**Objective**
Restate the whole listing word for word. Pictures are left out.

**Data to use**
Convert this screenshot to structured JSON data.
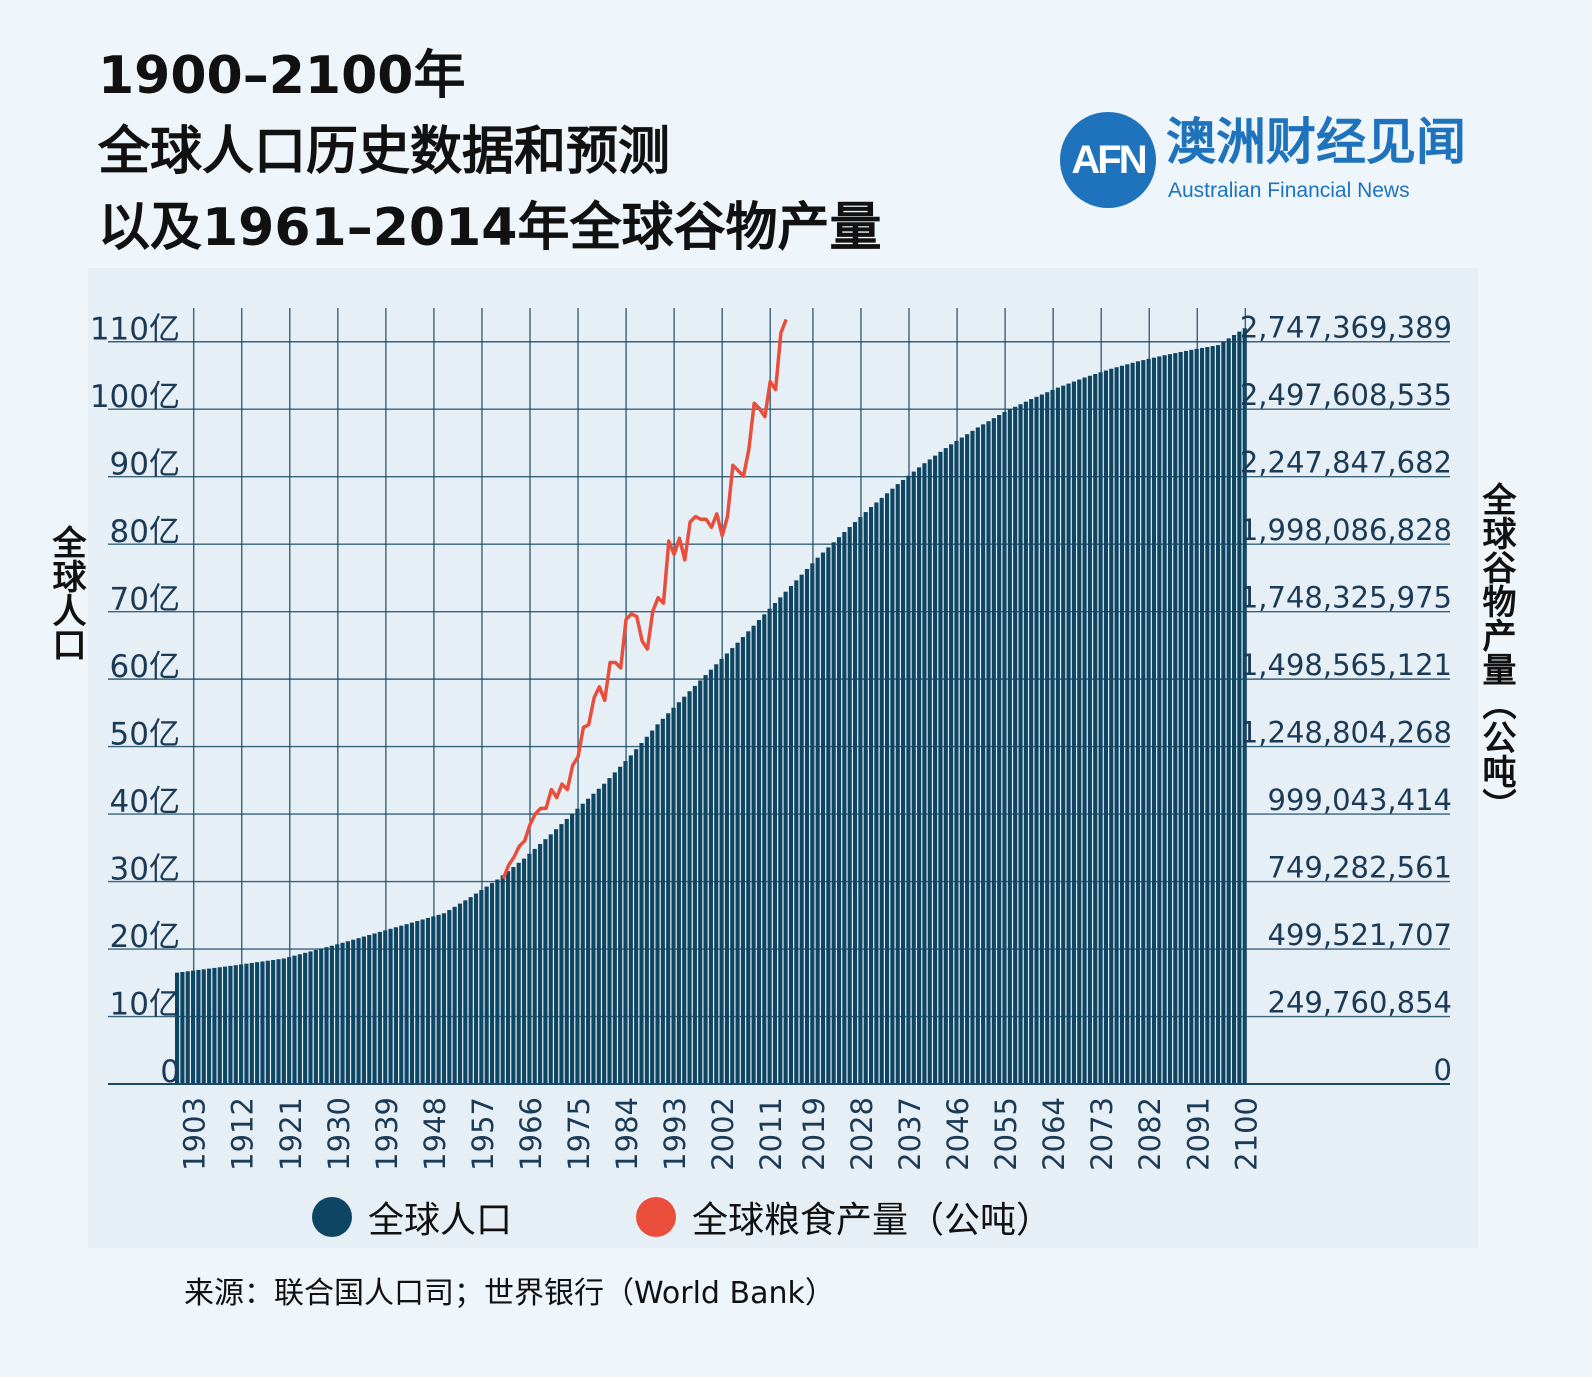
{
  "title": {
    "line1": "1900–2100年",
    "line2": "全球人口历史数据和预测",
    "line3": "以及1961–2014年全球谷物产量"
  },
  "logo": {
    "mark": "AFN",
    "cn": "澳洲财经见闻",
    "en": "Australian Financial News"
  },
  "colors": {
    "population": "#0d4563",
    "grain": "#e94e3c",
    "grid": "#1b4a66",
    "logo": "#1f73bd"
  },
  "legend": {
    "population_label": "全球人口",
    "grain_label": "全球粮食产量（公吨）"
  },
  "source": "来源：联合国人口司；世界银行（World Bank）",
  "chart_data": {
    "type": "bar",
    "left_axis_title": "全球人口",
    "right_axis_title": "全球谷物产量（公吨）",
    "left_ticks": [
      "0",
      "10亿",
      "20亿",
      "30亿",
      "40亿",
      "50亿",
      "60亿",
      "70亿",
      "80亿",
      "90亿",
      "100亿",
      "110亿"
    ],
    "right_ticks": [
      "0",
      "249,760,854",
      "499,521,707",
      "749,282,561",
      "999,043,414",
      "1,248,804,268",
      "1,498,565,121",
      "1,748,325,975",
      "1,998,086,828",
      "2,247,847,682",
      "2,497,608,535",
      "2,747,369,389"
    ],
    "x_tick_labels": [
      "1903",
      "1912",
      "1921",
      "1930",
      "1939",
      "1948",
      "1957",
      "1966",
      "1975",
      "1984",
      "1993",
      "2002",
      "2011",
      "2019",
      "2028",
      "2037",
      "2046",
      "2055",
      "2064",
      "2073",
      "2082",
      "2091",
      "2100"
    ],
    "x_range": [
      1900,
      2100
    ],
    "y_left_range_billion": [
      0,
      11.5
    ],
    "y_right_range_tonnes": [
      0,
      2872249816
    ],
    "population_series": {
      "name": "全球人口",
      "unit": "billion",
      "years": [
        1900,
        1910,
        1920,
        1930,
        1940,
        1950,
        1955,
        1960,
        1965,
        1970,
        1975,
        1980,
        1985,
        1990,
        1995,
        2000,
        2005,
        2010,
        2015,
        2020,
        2025,
        2030,
        2035,
        2040,
        2045,
        2050,
        2055,
        2060,
        2065,
        2070,
        2075,
        2080,
        2085,
        2090,
        2095,
        2100
      ],
      "values": [
        1.65,
        1.75,
        1.86,
        2.07,
        2.3,
        2.53,
        2.77,
        3.03,
        3.34,
        3.7,
        4.08,
        4.45,
        4.87,
        5.33,
        5.74,
        6.14,
        6.54,
        6.96,
        7.38,
        7.8,
        8.18,
        8.55,
        8.89,
        9.2,
        9.48,
        9.73,
        9.96,
        10.15,
        10.32,
        10.47,
        10.6,
        10.71,
        10.8,
        10.88,
        10.95,
        11.2
      ]
    },
    "grain_series": {
      "name": "全球粮食产量（公吨）",
      "unit": "tonnes",
      "years": [
        1961,
        1962,
        1963,
        1964,
        1965,
        1966,
        1967,
        1968,
        1969,
        1970,
        1971,
        1972,
        1973,
        1974,
        1975,
        1976,
        1977,
        1978,
        1979,
        1980,
        1981,
        1982,
        1983,
        1984,
        1985,
        1986,
        1987,
        1988,
        1989,
        1990,
        1991,
        1992,
        1993,
        1994,
        1995,
        1996,
        1997,
        1998,
        1999,
        2000,
        2001,
        2002,
        2003,
        2004,
        2005,
        2006,
        2007,
        2008,
        2009,
        2010,
        2011,
        2012,
        2013,
        2014
      ],
      "values": [
        760000000,
        810000000,
        840000000,
        880000000,
        900000000,
        960000000,
        1000000000,
        1020000000,
        1020000000,
        1090000000,
        1060000000,
        1110000000,
        1090000000,
        1180000000,
        1210000000,
        1320000000,
        1330000000,
        1430000000,
        1470000000,
        1420000000,
        1560000000,
        1560000000,
        1540000000,
        1720000000,
        1740000000,
        1730000000,
        1640000000,
        1610000000,
        1750000000,
        1800000000,
        1780000000,
        2010000000,
        1960000000,
        2020000000,
        1940000000,
        2080000000,
        2100000000,
        2090000000,
        2090000000,
        2060000000,
        2110000000,
        2030000000,
        2100000000,
        2290000000,
        2270000000,
        2250000000,
        2350000000,
        2520000000,
        2500000000,
        2470000000,
        2600000000,
        2570000000,
        2780000000,
        2830000000
      ]
    }
  }
}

**Finished task**
Convert this screenshot to structured JSON data.
{
  "title": {
    "line1": "1900–2100年",
    "line2": "全球人口历史数据和预测",
    "line3": "以及1961–2014年全球谷物产量"
  },
  "logo": {
    "mark": "AFN",
    "cn": "澳洲财经见闻",
    "en": "Australian Financial News"
  },
  "colors": {
    "population": "#0d4563",
    "grain": "#e94e3c",
    "grid": "#1b4a66",
    "logo": "#1f73bd"
  },
  "legend": {
    "population_label": "全球人口",
    "grain_label": "全球粮食产量（公吨）"
  },
  "source": "来源：联合国人口司；世界银行（World Bank）",
  "chart_data": {
    "type": "bar",
    "left_axis_title": "全球人口",
    "right_axis_title": "全球谷物产量（公吨）",
    "left_ticks": [
      "0",
      "10亿",
      "20亿",
      "30亿",
      "40亿",
      "50亿",
      "60亿",
      "70亿",
      "80亿",
      "90亿",
      "100亿",
      "110亿"
    ],
    "right_ticks": [
      "0",
      "249,760,854",
      "499,521,707",
      "749,282,561",
      "999,043,414",
      "1,248,804,268",
      "1,498,565,121",
      "1,748,325,975",
      "1,998,086,828",
      "2,247,847,682",
      "2,497,608,535",
      "2,747,369,389"
    ],
    "x_tick_labels": [
      "1903",
      "1912",
      "1921",
      "1930",
      "1939",
      "1948",
      "1957",
      "1966",
      "1975",
      "1984",
      "1993",
      "2002",
      "2011",
      "2019",
      "2028",
      "2037",
      "2046",
      "2055",
      "2064",
      "2073",
      "2082",
      "2091",
      "2100"
    ],
    "x_range": [
      1900,
      2100
    ],
    "y_left_range_billion": [
      0,
      11.5
    ],
    "y_right_range_tonnes": [
      0,
      2872249816
    ],
    "population_series": {
      "name": "全球人口",
      "unit": "billion",
      "years": [
        1900,
        1910,
        1920,
        1930,
        1940,
        1950,
        1955,
        1960,
        1965,
        1970,
        1975,
        1980,
        1985,
        1990,
        1995,
        2000,
        2005,
        2010,
        2015,
        2020,
        2025,
        2030,
        2035,
        2040,
        2045,
        2050,
        2055,
        2060,
        2065,
        2070,
        2075,
        2080,
        2085,
        2090,
        2095,
        2100
      ],
      "values": [
        1.65,
        1.75,
        1.86,
        2.07,
        2.3,
        2.53,
        2.77,
        3.03,
        3.34,
        3.7,
        4.08,
        4.45,
        4.87,
        5.33,
        5.74,
        6.14,
        6.54,
        6.96,
        7.38,
        7.8,
        8.18,
        8.55,
        8.89,
        9.2,
        9.48,
        9.73,
        9.96,
        10.15,
        10.32,
        10.47,
        10.6,
        10.71,
        10.8,
        10.88,
        10.95,
        11.2
      ]
    },
    "grain_series": {
      "name": "全球粮食产量（公吨）",
      "unit": "tonnes",
      "years": [
        1961,
        1962,
        1963,
        1964,
        1965,
        1966,
        1967,
        1968,
        1969,
        1970,
        1971,
        1972,
        1973,
        1974,
        1975,
        1976,
        1977,
        1978,
        1979,
        1980,
        1981,
        1982,
        1983,
        1984,
        1985,
        1986,
        1987,
        1988,
        1989,
        1990,
        1991,
        1992,
        1993,
        1994,
        1995,
        1996,
        1997,
        1998,
        1999,
        2000,
        2001,
        2002,
        2003,
        2004,
        2005,
        2006,
        2007,
        2008,
        2009,
        2010,
        2011,
        2012,
        2013,
        2014
      ],
      "values": [
        760000000,
        810000000,
        840000000,
        880000000,
        900000000,
        960000000,
        1000000000,
        1020000000,
        1020000000,
        1090000000,
        1060000000,
        1110000000,
        1090000000,
        1180000000,
        1210000000,
        1320000000,
        1330000000,
        1430000000,
        1470000000,
        1420000000,
        1560000000,
        1560000000,
        1540000000,
        1720000000,
        1740000000,
        1730000000,
        1640000000,
        1610000000,
        1750000000,
        1800000000,
        1780000000,
        2010000000,
        1960000000,
        2020000000,
        1940000000,
        2080000000,
        2100000000,
        2090000000,
        2090000000,
        2060000000,
        2110000000,
        2030000000,
        2100000000,
        2290000000,
        2270000000,
        2250000000,
        2350000000,
        2520000000,
        2500000000,
        2470000000,
        2600000000,
        2570000000,
        2780000000,
        2830000000
      ]
    }
  }
}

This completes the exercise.